**Stated goal**
Leave out the pictures and restate the rest of the data exactly.

**Stored records**
....................
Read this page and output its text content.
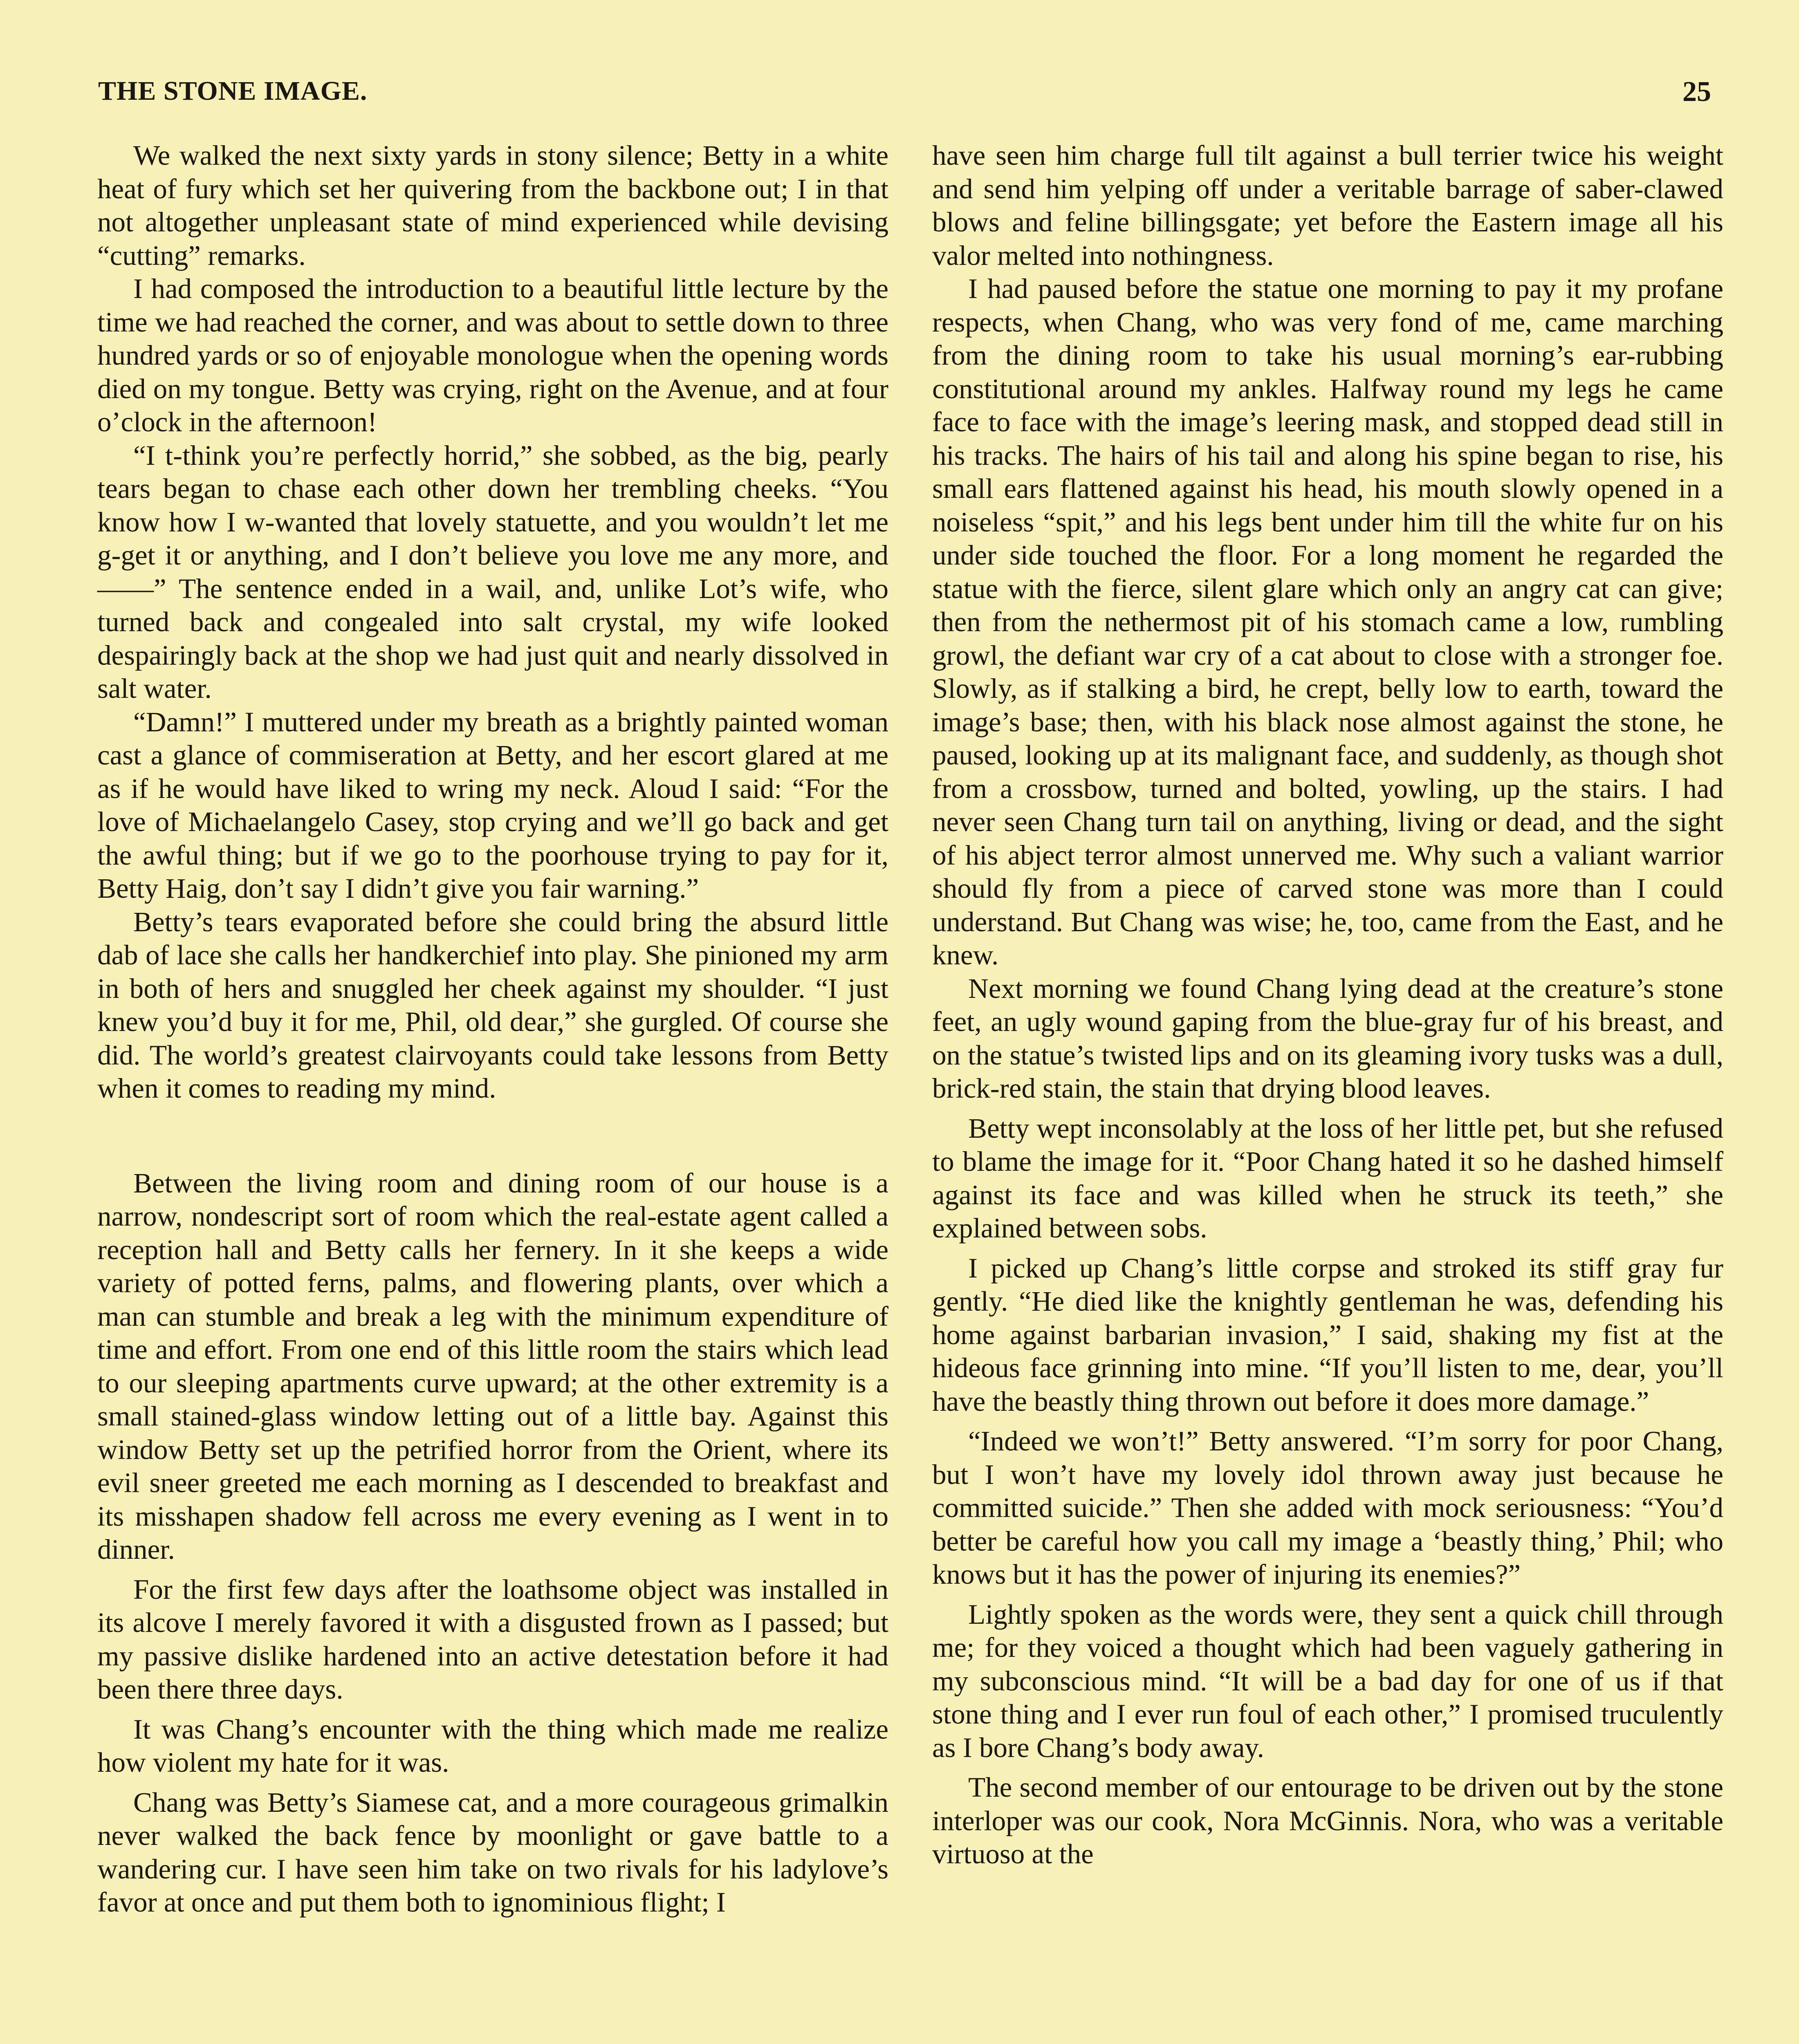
THE STONE IMAGE.	25

We walked the next sixty yards in stony silence; Betty in a white heat of fury which set her quivering from the backbone out; I in that not altogether unpleasant state of mind experienced while devising “cutting” remarks.

I had composed the introduction to a beautiful little lecture by the time we had reached the corner, and was about to settle down to three hundred yards or so of enjoyable monologue when the opening words died on my tongue. Betty was crying, right on the Avenue, and at four o’clock in the afternoon!

“I t-think you’re perfectly horrid,” she sobbed, as the big, pearly tears began to chase each other down her trembling cheeks. “You know how I w-wanted that lovely statuette, and you wouldn’t let me g-get it or anything, and I don’t believe you love me any more, and——” The sentence ended in a wail, and, unlike Lot’s wife, who turned back and congealed into salt crystal, my wife looked despairingly back at the shop we had just quit and nearly dissolved in salt water.

“Damn!” I muttered under my breath as a brightly painted woman cast a glance of commiseration at Betty, and her escort glared at me as if he would have liked to wring my neck. Aloud I said: “For the love of Michaelangelo Casey, stop crying and we’ll go back and get the awful thing; but if we go to the poorhouse trying to pay for it, Betty Haig, don’t say I didn’t give you fair warning.”

Betty’s tears evaporated before she could bring the absurd little dab of lace she calls her handkerchief into play. She pinioned my arm in both of hers and snuggled her cheek against my shoulder. “I just knew you’d buy it for me, Phil, old dear,” she gurgled. Of course she did. The world’s greatest clairvoyants could take lessons from Betty when it comes to reading my mind.

Between the living room and dining room of our house is a narrow, nondescript sort of room which the real-estate agent called a reception hall and Betty calls her fernery. In it she keeps a wide variety of potted ferns, palms, and flowering plants, over which a man can stumble and break a leg with the minimum expenditure of time and effort. From one end of this little room the stairs which lead to our sleeping apartments curve upward; at the other extremity is a small stained-glass window letting out of a little bay. Against this window Betty set up the petrified horror from the Orient, where its evil sneer greeted me each morning as I descended to breakfast and its misshapen shadow fell across me every evening as I went in to dinner.

For the first few days after the loathsome object was installed in its alcove I merely favored it with a disgusted frown as I passed; but my passive dislike hardened into an active detestation before it had been there three days.

It was Chang’s encounter with the thing which made me realize how violent my hate for it was.

Chang was Betty’s Siamese cat, and a more courageous grimalkin never walked the back fence by moonlight or gave battle to a wandering cur. I have seen him take on two rivals for his ladylove’s favor at once and put them both to ignominious flight; I

have seen him charge full tilt against a bull terrier twice his weight and send him yelping off under a veritable barrage of saber-clawed blows and feline billingsgate; yet before the Eastern image all his valor melted into nothingness.

I had paused before the statue one morning to pay it my profane respects, when Chang, who was very fond of me, came marching from the dining room to take his usual morning’s ear-rubbing constitutional around my ankles. Halfway round my legs he came face to face with the image’s leering mask, and stopped dead still in his tracks. The hairs of his tail and along his spine began to rise, his small ears flattened against his head, his mouth slowly opened in a noiseless “spit,” and his legs bent under him till the white fur on his under side touched the floor. For a long moment he regarded the statue with the fierce, silent glare which only an angry cat can give; then from the nethermost pit of his stomach came a low, rumbling growl, the defiant war cry of a cat about to close with a stronger foe. Slowly, as if stalking a bird, he crept, belly low to earth, toward the image’s base; then, with his black nose almost against the stone, he paused, looking up at its malignant face, and suddenly, as though shot from a crossbow, turned and bolted, yowling, up the stairs. I had never seen Chang turn tail on anything, living or dead, and the sight of his abject terror almost unnerved me. Why such a valiant warrior should fly from a piece of carved stone was more than I could understand. But Chang was wise; he, too, came from the East, and he knew.

Next morning we found Chang lying dead at the creature’s stone feet, an ugly wound gaping from the blue-gray fur of his breast, and on the statue’s twisted lips and on its gleaming ivory tusks was a dull, brick-red stain, the stain that drying blood leaves.

Betty wept inconsolably at the loss of her little pet, but she refused to blame the image for it. “Poor Chang hated it so he dashed himself against its face and was killed when he struck its teeth,” she explained between sobs.

I picked up Chang’s little corpse and stroked its stiff gray fur gently. “He died like the knightly gentleman he was, defending his home against barbarian invasion,” I said, shaking my fist at the hideous face grinning into mine. “If you’ll listen to me, dear, you’ll have the beastly thing thrown out before it does more damage.”

“Indeed we won’t!” Betty answered. “I’m sorry for poor Chang, but I won’t have my lovely idol thrown away just because he committed suicide.” Then she added with mock seriousness: “You’d better be careful how you call my image a ‘beastly thing,’ Phil; who knows but it has the power of injuring its enemies?”

Lightly spoken as the words were, they sent a quick chill through me; for they voiced a thought which had been vaguely gathering in my subconscious mind. “It will be a bad day for one of us if that stone thing and I ever run foul of each other,” I promised truculently as I bore Chang’s body away.

The second member of our entourage to be driven out by the stone interloper was our cook, Nora McGinnis. Nora, who was a veritable virtuoso at the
....................
**Result of the task**
Read this page and output its text content.
THE STONE IMAGE.	25

We walked the next sixty yards in stony silence; Betty in a white heat of fury which set her quivering from the backbone out; I in that not altogether unpleasant state of mind experienced while devising “cutting” remarks.

I had composed the introduction to a beautiful little lecture by the time we had reached the corner, and was about to settle down to three hundred yards or so of enjoyable monologue when the opening words died on my tongue. Betty was crying, right on the Avenue, and at four o’clock in the afternoon!

“I t-think you’re perfectly horrid,” she sobbed, as the big, pearly tears began to chase each other down her trembling cheeks. “You know how I w-wanted that lovely statuette, and you wouldn’t let me g-get it or anything, and I don’t believe you love me any more, and——” The sentence ended in a wail, and, unlike Lot’s wife, who turned back and congealed into salt crystal, my wife looked despairingly back at the shop we had just quit and nearly dissolved in salt water.

“Damn!” I muttered under my breath as a brightly painted woman cast a glance of commiseration at Betty, and her escort glared at me as if he would have liked to wring my neck. Aloud I said: “For the love of Michaelangelo Casey, stop crying and we’ll go back and get the awful thing; but if we go to the poorhouse trying to pay for it, Betty Haig, don’t say I didn’t give you fair warning.”

Betty’s tears evaporated before she could bring the absurd little dab of lace she calls her handkerchief into play. She pinioned my arm in both of hers and snuggled her cheek against my shoulder. “I just knew you’d buy it for me, Phil, old dear,” she gurgled. Of course she did. The world’s greatest clairvoyants could take lessons from Betty when it comes to reading my mind.

Between the living room and dining room of our house is a narrow, nondescript sort of room which the real-estate agent called a reception hall and Betty calls her fernery. In it she keeps a wide variety of potted ferns, palms, and flowering plants, over which a man can stumble and break a leg with the minimum expenditure of time and effort. From one end of this little room the stairs which lead to our sleeping apartments curve upward; at the other extremity is a small stained-glass window letting out of a little bay. Against this window Betty set up the petrified horror from the Orient, where its evil sneer greeted me each morning as I descended to breakfast and its misshapen shadow fell across me every evening as I went in to dinner.

For the first few days after the loathsome object was installed in its alcove I merely favored it with a disgusted frown as I passed; but my passive dislike hardened into an active detestation before it had been there three days.

It was Chang’s encounter with the thing which made me realize how violent my hate for it was.

Chang was Betty’s Siamese cat, and a more courageous grimalkin never walked the back fence by moonlight or gave battle to a wandering cur. I have seen him take on two rivals for his ladylove’s favor at once and put them both to ignominious flight; I

have seen him charge full tilt against a bull terrier twice his weight and send him yelping off under a veritable barrage of saber-clawed blows and feline billingsgate; yet before the Eastern image all his valor melted into nothingness.

I had paused before the statue one morning to pay it my profane respects, when Chang, who was very fond of me, came marching from the dining room to take his usual morning’s ear-rubbing constitutional around my ankles. Halfway round my legs he came face to face with the image’s leering mask, and stopped dead still in his tracks. The hairs of his tail and along his spine began to rise, his small ears flattened against his head, his mouth slowly opened in a noiseless “spit,” and his legs bent under him till the white fur on his under side touched the floor. For a long moment he regarded the statue with the fierce, silent glare which only an angry cat can give; then from the nethermost pit of his stomach came a low, rumbling growl, the defiant war cry of a cat about to close with a stronger foe. Slowly, as if stalking a bird, he crept, belly low to earth, toward the image’s base; then, with his black nose almost against the stone, he paused, looking up at its malignant face, and suddenly, as though shot from a crossbow, turned and bolted, yowling, up the stairs. I had never seen Chang turn tail on anything, living or dead, and the sight of his abject terror almost unnerved me. Why such a valiant warrior should fly from a piece of carved stone was more than I could understand. But Chang was wise; he, too, came from the East, and he knew.

Next morning we found Chang lying dead at the creature’s stone feet, an ugly wound gaping from the blue-gray fur of his breast, and on the statue’s twisted lips and on its gleaming ivory tusks was a dull, brick-red stain, the stain that drying blood leaves.

Betty wept inconsolably at the loss of her little pet, but she refused to blame the image for it. “Poor Chang hated it so he dashed himself against its face and was killed when he struck its teeth,” she explained between sobs.

I picked up Chang’s little corpse and stroked its stiff gray fur gently. “He died like the knightly gentleman he was, defending his home against barbarian invasion,” I said, shaking my fist at the hideous face grinning into mine. “If you’ll listen to me, dear, you’ll have the beastly thing thrown out before it does more damage.”

“Indeed we won’t!” Betty answered. “I’m sorry for poor Chang, but I won’t have my lovely idol thrown away just because he committed suicide.” Then she added with mock seriousness: “You’d better be careful how you call my image a ‘beastly thing,’ Phil; who knows but it has the power of injuring its enemies?”

Lightly spoken as the words were, they sent a quick chill through me; for they voiced a thought which had been vaguely gathering in my subconscious mind. “It will be a bad day for one of us if that stone thing and I ever run foul of each other,” I promised truculently as I bore Chang’s body away.

The second member of our entourage to be driven out by the stone interloper was our cook, Nora McGinnis. Nora, who was a veritable virtuoso at the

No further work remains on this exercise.